> _Task objective_: Retype each entry below exactly as it stands.

-- START OF Exercise material --

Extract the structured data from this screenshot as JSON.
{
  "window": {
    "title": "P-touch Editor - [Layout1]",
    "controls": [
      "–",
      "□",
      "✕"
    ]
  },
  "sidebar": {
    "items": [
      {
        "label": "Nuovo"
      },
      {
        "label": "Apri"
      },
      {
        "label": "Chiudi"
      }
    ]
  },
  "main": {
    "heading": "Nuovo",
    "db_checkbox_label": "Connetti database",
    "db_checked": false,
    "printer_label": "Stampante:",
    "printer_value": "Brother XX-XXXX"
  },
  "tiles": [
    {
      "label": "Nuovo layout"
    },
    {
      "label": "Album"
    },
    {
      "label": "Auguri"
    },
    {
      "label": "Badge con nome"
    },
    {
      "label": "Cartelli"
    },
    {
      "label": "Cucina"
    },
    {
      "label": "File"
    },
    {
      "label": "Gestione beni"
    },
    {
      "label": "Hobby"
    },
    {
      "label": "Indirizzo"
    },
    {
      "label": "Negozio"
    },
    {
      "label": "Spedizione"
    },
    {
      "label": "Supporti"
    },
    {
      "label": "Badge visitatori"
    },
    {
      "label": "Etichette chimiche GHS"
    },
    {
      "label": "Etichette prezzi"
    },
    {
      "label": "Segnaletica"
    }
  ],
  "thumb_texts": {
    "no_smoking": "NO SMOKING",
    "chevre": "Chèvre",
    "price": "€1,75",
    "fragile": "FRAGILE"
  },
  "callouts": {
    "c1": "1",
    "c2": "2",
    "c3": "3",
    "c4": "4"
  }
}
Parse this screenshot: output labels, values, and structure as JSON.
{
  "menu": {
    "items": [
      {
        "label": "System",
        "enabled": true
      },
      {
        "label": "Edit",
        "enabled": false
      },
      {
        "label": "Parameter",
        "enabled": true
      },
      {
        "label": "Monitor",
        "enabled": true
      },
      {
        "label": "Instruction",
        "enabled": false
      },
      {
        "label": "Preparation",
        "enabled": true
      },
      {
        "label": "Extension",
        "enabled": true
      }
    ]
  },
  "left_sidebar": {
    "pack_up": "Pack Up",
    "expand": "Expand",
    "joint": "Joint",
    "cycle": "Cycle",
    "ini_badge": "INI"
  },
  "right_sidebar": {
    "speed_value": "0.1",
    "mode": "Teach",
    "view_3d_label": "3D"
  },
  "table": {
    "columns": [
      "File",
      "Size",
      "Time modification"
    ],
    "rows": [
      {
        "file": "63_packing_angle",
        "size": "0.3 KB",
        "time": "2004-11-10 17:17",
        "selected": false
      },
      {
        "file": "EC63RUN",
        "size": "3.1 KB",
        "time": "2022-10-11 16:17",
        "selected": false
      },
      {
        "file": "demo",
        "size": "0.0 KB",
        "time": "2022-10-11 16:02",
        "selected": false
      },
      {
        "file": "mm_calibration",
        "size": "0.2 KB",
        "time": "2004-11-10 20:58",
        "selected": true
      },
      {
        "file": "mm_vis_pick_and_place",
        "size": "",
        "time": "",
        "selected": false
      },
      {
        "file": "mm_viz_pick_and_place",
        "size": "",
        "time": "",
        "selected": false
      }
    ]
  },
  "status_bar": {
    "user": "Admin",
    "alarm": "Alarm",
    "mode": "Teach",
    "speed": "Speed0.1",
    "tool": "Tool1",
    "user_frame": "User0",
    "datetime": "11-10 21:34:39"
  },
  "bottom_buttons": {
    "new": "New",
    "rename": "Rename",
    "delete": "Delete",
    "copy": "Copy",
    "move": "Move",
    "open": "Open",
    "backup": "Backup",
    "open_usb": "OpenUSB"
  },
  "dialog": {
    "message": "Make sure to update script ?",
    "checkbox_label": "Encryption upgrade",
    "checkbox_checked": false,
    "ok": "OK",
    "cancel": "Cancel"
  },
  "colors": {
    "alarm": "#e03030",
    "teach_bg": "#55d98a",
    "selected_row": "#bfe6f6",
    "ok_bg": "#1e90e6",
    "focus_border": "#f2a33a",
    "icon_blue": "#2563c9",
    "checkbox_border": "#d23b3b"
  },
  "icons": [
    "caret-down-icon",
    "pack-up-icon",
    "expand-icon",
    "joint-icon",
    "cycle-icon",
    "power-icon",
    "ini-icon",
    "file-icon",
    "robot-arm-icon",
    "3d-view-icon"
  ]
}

-- END OF Exercise material --

> _Exercise response_:
Extract the structured data from this screenshot as JSON.
{
  "window": {
    "title": "P-touch Editor - [Layout1]",
    "controls": [
      "–",
      "□",
      "✕"
    ]
  },
  "sidebar": {
    "items": [
      {
        "label": "Nuovo"
      },
      {
        "label": "Apri"
      },
      {
        "label": "Chiudi"
      }
    ]
  },
  "main": {
    "heading": "Nuovo",
    "db_checkbox_label": "Connetti database",
    "db_checked": false,
    "printer_label": "Stampante:",
    "printer_value": "Brother XX-XXXX"
  },
  "tiles": [
    {
      "label": "Nuovo layout"
    },
    {
      "label": "Album"
    },
    {
      "label": "Auguri"
    },
    {
      "label": "Badge con nome"
    },
    {
      "label": "Cartelli"
    },
    {
      "label": "Cucina"
    },
    {
      "label": "File"
    },
    {
      "label": "Gestione beni"
    },
    {
      "label": "Hobby"
    },
    {
      "label": "Indirizzo"
    },
    {
      "label": "Negozio"
    },
    {
      "label": "Spedizione"
    },
    {
      "label": "Supporti"
    },
    {
      "label": "Badge visitatori"
    },
    {
      "label": "Etichette chimiche GHS"
    },
    {
      "label": "Etichette prezzi"
    },
    {
      "label": "Segnaletica"
    }
  ],
  "thumb_texts": {
    "no_smoking": "NO SMOKING",
    "chevre": "Chèvre",
    "price": "€1,75",
    "fragile": "FRAGILE"
  },
  "callouts": {
    "c1": "1",
    "c2": "2",
    "c3": "3",
    "c4": "4"
  }
}
Parse this screenshot: output labels, values, and structure as JSON.
{
  "menu": {
    "items": [
      {
        "label": "System",
        "enabled": true
      },
      {
        "label": "Edit",
        "enabled": false
      },
      {
        "label": "Parameter",
        "enabled": true
      },
      {
        "label": "Monitor",
        "enabled": true
      },
      {
        "label": "Instruction",
        "enabled": false
      },
      {
        "label": "Preparation",
        "enabled": true
      },
      {
        "label": "Extension",
        "enabled": true
      }
    ]
  },
  "left_sidebar": {
    "pack_up": "Pack Up",
    "expand": "Expand",
    "joint": "Joint",
    "cycle": "Cycle",
    "ini_badge": "INI"
  },
  "right_sidebar": {
    "speed_value": "0.1",
    "mode": "Teach",
    "view_3d_label": "3D"
  },
  "table": {
    "columns": [
      "File",
      "Size",
      "Time modification"
    ],
    "rows": [
      {
        "file": "63_packing_angle",
        "size": "0.3 KB",
        "time": "2004-11-10 17:17",
        "selected": false
      },
      {
        "file": "EC63RUN",
        "size": "3.1 KB",
        "time": "2022-10-11 16:17",
        "selected": false
      },
      {
        "file": "demo",
        "size": "0.0 KB",
        "time": "2022-10-11 16:02",
        "selected": false
      },
      {
        "file": "mm_calibration",
        "size": "0.2 KB",
        "time": "2004-11-10 20:58",
        "selected": true
      },
      {
        "file": "mm_vis_pick_and_place",
        "size": "",
        "time": "",
        "selected": false
      },
      {
        "file": "mm_viz_pick_and_place",
        "size": "",
        "time": "",
        "selected": false
      }
    ]
  },
  "status_bar": {
    "user": "Admin",
    "alarm": "Alarm",
    "mode": "Teach",
    "speed": "Speed0.1",
    "tool": "Tool1",
    "user_frame": "User0",
    "datetime": "11-10 21:34:39"
  },
  "bottom_buttons": {
    "new": "New",
    "rename": "Rename",
    "delete": "Delete",
    "copy": "Copy",
    "move": "Move",
    "open": "Open",
    "backup": "Backup",
    "open_usb": "OpenUSB"
  },
  "dialog": {
    "message": "Make sure to update script ?",
    "checkbox_label": "Encryption upgrade",
    "checkbox_checked": false,
    "ok": "OK",
    "cancel": "Cancel"
  },
  "colors": {
    "alarm": "#e03030",
    "teach_bg": "#55d98a",
    "selected_row": "#bfe6f6",
    "ok_bg": "#1e90e6",
    "focus_border": "#f2a33a",
    "icon_blue": "#2563c9",
    "checkbox_border": "#d23b3b"
  },
  "icons": [
    "caret-down-icon",
    "pack-up-icon",
    "expand-icon",
    "joint-icon",
    "cycle-icon",
    "power-icon",
    "ini-icon",
    "file-icon",
    "robot-arm-icon",
    "3d-view-icon"
  ]
}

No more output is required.